● Provided information:
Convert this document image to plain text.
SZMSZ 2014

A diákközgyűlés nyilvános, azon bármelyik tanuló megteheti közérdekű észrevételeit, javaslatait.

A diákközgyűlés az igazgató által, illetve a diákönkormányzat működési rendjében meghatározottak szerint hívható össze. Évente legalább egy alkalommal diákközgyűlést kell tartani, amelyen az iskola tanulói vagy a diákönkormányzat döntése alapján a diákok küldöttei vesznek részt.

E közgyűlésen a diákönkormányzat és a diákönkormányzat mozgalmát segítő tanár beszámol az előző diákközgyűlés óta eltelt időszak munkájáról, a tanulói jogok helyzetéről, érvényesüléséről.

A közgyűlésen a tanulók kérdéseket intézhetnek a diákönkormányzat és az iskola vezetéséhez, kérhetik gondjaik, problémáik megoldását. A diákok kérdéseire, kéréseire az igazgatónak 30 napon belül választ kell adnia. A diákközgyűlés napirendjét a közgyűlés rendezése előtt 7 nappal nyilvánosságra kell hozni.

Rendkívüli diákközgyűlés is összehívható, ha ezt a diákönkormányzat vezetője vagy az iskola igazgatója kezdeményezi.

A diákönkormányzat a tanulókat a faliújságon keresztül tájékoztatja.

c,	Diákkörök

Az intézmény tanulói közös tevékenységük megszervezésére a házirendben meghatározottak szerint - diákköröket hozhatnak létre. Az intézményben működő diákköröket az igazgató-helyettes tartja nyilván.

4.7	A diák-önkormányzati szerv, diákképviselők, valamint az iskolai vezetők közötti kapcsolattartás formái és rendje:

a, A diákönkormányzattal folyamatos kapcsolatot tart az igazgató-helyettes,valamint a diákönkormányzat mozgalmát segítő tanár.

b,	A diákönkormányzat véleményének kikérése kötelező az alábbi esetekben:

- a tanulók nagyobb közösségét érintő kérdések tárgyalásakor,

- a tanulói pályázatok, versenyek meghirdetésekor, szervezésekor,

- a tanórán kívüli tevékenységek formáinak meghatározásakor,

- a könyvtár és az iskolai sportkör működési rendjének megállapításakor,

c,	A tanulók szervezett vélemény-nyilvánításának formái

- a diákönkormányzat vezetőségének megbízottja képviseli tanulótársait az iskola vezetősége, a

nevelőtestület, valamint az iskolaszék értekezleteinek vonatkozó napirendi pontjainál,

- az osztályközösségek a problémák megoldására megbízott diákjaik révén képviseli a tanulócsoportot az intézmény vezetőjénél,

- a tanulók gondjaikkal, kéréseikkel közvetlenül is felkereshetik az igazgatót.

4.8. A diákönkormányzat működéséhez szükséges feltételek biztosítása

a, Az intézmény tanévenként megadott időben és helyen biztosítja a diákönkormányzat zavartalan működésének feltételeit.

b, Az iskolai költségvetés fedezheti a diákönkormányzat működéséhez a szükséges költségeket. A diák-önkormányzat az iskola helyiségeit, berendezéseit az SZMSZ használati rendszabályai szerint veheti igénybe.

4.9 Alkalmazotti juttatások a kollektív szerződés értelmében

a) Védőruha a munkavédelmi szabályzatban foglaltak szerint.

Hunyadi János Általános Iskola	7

● Task to complete: Identify the lines above with the word "iskolai". Copy them.

● Task answer:
4.7	A diák-önkormányzati szerv, diákképviselők, valamint az iskolai vezetők közötti kapcsolattartás formái és rendje:
- a könyvtár és az iskolai sportkör működési rendjének megállapításakor,
b, Az iskolai költségvetés fedezheti a diákönkormányzat működéséhez a szükséges költségeket. A diák-önkormányzat az iskola helyiségeit, berendezéseit az SZMSZ használati rendszabályai szerint veheti igénybe.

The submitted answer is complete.